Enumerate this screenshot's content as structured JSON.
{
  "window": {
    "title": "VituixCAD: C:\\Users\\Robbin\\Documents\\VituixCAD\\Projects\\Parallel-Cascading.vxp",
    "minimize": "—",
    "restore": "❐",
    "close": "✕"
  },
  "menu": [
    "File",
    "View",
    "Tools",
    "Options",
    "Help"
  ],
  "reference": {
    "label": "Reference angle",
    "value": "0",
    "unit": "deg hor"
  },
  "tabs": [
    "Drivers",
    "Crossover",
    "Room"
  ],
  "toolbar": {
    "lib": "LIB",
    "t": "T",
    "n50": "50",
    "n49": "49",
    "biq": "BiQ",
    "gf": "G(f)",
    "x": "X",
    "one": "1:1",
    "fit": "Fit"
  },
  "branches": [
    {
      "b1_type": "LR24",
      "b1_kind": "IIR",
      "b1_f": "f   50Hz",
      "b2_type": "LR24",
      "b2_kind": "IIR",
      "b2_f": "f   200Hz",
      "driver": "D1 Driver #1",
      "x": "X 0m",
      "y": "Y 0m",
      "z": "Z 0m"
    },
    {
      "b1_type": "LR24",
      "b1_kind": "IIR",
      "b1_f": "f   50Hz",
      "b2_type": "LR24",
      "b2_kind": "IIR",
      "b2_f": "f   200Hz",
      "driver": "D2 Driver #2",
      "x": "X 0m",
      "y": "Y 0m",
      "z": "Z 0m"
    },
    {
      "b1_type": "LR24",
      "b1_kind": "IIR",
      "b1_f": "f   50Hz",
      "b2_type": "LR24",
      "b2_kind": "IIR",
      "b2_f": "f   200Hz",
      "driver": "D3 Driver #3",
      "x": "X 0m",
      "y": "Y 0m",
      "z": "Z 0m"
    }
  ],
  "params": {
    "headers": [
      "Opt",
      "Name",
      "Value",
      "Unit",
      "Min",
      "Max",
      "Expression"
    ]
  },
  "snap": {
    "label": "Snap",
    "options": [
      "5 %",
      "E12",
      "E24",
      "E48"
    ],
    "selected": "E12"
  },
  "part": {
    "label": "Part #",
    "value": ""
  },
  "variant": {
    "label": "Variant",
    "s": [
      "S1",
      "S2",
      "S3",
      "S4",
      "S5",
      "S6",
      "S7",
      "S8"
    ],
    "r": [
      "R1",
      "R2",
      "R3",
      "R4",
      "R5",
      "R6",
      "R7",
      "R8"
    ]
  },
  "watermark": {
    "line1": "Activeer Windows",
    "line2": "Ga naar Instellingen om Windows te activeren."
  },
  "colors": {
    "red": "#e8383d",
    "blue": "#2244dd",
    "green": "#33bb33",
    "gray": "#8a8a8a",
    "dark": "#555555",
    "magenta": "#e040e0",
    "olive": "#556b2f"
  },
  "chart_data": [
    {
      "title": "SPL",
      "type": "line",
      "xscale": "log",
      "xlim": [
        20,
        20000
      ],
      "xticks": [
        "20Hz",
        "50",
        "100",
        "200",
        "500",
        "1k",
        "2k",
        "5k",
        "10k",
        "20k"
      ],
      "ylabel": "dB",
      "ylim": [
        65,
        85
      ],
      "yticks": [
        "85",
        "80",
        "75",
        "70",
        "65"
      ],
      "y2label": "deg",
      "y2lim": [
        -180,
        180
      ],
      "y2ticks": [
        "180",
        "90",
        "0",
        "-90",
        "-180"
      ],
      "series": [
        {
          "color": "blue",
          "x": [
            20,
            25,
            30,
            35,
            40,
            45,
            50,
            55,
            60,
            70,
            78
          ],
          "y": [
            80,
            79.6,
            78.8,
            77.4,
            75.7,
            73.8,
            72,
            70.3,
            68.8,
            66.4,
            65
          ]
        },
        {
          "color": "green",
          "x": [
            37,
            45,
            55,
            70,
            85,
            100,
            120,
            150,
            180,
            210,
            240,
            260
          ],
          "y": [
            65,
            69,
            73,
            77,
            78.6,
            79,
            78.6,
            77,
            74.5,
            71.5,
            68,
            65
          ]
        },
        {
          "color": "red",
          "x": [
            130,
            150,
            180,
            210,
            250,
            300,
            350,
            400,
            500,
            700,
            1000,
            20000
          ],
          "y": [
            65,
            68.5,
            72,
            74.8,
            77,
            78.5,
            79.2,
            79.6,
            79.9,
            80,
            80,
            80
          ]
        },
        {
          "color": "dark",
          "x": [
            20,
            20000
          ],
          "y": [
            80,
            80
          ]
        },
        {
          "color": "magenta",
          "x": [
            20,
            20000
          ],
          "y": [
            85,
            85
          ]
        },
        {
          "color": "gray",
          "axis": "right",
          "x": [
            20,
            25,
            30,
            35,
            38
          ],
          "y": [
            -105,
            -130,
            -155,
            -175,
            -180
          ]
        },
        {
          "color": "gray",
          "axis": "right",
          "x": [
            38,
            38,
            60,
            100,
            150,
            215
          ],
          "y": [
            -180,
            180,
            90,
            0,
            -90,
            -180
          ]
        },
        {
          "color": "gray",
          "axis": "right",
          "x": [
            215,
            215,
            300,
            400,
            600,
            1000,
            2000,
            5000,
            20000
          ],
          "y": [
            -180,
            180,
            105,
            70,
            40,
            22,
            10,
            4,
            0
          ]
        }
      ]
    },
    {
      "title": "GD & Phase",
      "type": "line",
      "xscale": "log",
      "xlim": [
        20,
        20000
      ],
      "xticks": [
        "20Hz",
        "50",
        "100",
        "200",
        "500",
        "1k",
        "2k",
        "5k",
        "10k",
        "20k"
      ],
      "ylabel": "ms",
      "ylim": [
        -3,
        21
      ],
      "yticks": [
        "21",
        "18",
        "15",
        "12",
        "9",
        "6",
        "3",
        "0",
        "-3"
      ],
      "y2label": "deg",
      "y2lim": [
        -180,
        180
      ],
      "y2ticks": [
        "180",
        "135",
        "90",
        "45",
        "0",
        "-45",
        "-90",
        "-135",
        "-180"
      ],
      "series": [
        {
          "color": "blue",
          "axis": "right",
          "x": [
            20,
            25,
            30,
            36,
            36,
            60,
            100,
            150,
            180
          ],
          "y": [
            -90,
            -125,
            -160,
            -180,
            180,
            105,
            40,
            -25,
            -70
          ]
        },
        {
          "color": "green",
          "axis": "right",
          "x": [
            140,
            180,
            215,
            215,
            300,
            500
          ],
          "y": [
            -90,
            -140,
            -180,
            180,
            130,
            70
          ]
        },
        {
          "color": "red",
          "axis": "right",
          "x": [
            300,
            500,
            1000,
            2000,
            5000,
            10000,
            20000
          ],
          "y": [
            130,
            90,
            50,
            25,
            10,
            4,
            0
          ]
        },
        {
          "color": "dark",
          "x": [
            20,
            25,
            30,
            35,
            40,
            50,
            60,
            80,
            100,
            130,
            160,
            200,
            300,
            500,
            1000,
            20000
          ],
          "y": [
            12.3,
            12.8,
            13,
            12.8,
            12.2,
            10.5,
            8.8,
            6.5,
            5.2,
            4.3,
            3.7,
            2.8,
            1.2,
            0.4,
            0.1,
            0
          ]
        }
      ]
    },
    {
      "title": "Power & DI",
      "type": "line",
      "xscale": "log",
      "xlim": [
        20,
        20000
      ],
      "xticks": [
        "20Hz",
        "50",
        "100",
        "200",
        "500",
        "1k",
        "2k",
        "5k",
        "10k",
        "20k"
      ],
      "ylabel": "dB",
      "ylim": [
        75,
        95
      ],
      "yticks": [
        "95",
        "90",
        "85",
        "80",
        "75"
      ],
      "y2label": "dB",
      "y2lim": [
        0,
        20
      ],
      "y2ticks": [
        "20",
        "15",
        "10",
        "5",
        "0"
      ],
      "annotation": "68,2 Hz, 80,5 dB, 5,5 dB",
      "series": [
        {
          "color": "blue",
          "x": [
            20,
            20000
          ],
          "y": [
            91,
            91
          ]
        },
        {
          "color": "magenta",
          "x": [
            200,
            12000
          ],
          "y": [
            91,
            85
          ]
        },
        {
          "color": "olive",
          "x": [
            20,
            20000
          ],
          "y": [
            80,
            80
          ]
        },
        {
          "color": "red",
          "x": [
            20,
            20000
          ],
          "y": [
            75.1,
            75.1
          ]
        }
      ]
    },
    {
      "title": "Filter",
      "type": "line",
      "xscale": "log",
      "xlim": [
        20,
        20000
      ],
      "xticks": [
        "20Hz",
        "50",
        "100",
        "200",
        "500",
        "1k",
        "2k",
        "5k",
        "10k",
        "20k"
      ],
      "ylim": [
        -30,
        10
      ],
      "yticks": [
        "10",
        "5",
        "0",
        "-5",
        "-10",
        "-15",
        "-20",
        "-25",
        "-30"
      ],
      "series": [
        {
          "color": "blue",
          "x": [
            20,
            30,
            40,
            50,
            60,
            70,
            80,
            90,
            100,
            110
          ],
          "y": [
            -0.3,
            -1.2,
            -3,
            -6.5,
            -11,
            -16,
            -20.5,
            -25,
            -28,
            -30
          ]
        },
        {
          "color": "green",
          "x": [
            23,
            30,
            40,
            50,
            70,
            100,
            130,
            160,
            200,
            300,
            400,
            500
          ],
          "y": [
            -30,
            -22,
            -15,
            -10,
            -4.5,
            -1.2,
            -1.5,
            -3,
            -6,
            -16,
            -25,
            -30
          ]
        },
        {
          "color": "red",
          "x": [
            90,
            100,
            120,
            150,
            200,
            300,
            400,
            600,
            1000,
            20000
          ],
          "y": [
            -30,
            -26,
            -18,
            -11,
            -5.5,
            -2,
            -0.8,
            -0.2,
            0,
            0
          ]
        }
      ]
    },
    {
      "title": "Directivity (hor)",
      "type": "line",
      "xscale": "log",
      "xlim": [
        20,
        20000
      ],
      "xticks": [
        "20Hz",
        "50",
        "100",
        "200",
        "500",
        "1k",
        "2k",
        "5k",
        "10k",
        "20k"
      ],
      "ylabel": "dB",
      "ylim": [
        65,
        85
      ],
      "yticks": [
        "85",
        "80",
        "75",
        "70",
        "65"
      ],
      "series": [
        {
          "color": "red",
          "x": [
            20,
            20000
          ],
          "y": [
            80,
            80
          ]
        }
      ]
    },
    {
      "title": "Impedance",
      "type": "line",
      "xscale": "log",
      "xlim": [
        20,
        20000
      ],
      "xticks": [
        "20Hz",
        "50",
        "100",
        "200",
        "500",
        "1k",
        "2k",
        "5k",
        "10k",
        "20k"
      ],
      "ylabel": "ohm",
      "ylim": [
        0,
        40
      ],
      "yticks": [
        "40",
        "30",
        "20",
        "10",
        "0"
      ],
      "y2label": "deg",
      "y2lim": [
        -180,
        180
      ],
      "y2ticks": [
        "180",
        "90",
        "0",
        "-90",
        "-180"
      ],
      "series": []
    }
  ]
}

PROBLEM ▸ Using the material above, report each line where "Windows" occurs.

SOLUTION TO THE EXERCISE ▸
    "line1": "Activeer Windows",
    "line2": "Ga naar Instellingen om Windows te activeren."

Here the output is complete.